Exercise instructions
Filter the records below down to lines containing "EPFR".

Supplied records
○ ○ ○ ○
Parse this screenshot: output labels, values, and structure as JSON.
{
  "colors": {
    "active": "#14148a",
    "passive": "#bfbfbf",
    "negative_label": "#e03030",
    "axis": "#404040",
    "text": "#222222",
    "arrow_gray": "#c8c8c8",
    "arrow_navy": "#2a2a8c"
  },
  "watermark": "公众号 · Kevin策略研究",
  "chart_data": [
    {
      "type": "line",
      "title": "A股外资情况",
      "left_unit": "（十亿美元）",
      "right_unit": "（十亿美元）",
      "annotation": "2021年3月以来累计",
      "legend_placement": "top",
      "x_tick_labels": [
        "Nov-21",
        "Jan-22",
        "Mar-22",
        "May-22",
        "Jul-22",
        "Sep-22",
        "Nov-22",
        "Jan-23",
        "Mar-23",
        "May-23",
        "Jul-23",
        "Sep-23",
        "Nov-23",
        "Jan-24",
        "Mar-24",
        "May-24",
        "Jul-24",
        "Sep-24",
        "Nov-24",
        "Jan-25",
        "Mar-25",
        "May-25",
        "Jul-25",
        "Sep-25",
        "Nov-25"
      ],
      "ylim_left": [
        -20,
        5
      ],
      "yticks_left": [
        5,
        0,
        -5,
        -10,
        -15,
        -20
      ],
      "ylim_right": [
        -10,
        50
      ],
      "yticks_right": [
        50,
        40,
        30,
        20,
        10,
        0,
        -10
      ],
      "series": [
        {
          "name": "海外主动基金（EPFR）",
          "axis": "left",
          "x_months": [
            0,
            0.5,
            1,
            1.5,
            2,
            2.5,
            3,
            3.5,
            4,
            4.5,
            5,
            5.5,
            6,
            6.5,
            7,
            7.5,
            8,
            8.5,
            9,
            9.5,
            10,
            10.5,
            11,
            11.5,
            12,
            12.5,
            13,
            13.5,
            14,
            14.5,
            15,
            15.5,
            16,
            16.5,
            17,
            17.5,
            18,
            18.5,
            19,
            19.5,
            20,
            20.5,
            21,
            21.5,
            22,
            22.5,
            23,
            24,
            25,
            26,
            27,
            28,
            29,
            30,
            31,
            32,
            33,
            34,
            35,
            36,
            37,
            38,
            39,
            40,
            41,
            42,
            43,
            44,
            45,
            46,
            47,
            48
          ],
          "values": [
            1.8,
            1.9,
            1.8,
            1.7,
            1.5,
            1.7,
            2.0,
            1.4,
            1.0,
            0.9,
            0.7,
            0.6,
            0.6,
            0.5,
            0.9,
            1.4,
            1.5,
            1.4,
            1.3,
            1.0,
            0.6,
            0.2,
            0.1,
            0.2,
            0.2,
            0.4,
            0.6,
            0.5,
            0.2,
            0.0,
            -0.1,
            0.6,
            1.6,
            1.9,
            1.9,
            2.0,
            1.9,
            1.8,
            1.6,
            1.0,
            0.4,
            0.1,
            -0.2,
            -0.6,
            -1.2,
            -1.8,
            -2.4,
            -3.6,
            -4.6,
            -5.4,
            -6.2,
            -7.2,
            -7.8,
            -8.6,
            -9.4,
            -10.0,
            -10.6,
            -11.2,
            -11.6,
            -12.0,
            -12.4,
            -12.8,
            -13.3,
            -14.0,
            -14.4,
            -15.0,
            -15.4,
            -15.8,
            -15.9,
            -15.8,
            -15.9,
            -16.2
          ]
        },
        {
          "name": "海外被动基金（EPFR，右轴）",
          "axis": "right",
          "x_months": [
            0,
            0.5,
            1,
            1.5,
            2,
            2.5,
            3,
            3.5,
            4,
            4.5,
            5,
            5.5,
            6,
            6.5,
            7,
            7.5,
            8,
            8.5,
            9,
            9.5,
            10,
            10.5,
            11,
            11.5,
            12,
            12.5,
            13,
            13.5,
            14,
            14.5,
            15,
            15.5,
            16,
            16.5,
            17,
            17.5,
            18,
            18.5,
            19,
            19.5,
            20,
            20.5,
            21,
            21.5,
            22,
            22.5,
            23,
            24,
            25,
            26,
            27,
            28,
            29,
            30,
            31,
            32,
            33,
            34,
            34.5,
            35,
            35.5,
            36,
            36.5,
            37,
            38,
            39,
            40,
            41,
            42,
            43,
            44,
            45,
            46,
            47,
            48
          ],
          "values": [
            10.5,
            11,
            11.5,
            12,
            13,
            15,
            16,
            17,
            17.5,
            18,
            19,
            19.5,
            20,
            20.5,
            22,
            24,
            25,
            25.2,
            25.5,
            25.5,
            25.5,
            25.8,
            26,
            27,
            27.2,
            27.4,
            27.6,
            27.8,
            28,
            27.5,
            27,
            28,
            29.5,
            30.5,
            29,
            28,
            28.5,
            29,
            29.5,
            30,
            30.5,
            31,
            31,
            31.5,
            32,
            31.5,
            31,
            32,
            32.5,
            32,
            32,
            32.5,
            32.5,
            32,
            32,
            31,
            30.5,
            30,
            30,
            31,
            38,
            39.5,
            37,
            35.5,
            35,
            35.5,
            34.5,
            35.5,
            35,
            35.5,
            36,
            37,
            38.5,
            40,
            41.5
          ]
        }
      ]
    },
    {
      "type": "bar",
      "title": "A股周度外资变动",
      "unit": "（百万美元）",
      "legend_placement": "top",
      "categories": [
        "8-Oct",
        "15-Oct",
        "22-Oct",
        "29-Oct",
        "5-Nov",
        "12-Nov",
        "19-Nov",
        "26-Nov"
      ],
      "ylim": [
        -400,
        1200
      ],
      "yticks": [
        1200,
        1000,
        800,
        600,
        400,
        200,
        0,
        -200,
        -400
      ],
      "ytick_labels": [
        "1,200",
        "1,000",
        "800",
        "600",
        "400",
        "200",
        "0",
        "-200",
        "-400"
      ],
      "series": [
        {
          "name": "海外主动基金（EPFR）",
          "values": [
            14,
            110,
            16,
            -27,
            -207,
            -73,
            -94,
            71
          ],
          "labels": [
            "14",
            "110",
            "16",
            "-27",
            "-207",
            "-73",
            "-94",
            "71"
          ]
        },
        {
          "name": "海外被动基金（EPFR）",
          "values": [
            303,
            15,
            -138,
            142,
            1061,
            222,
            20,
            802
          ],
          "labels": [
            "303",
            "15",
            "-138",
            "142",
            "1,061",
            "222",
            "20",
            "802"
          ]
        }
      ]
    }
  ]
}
○ ○ ○ ○
Exercise result
          "name": "海外主动基金（EPFR）",
          "name": "海外被动基金（EPFR，右轴）",
          "name": "海外主动基金（EPFR）",
          "name": "海外被动基金（EPFR）",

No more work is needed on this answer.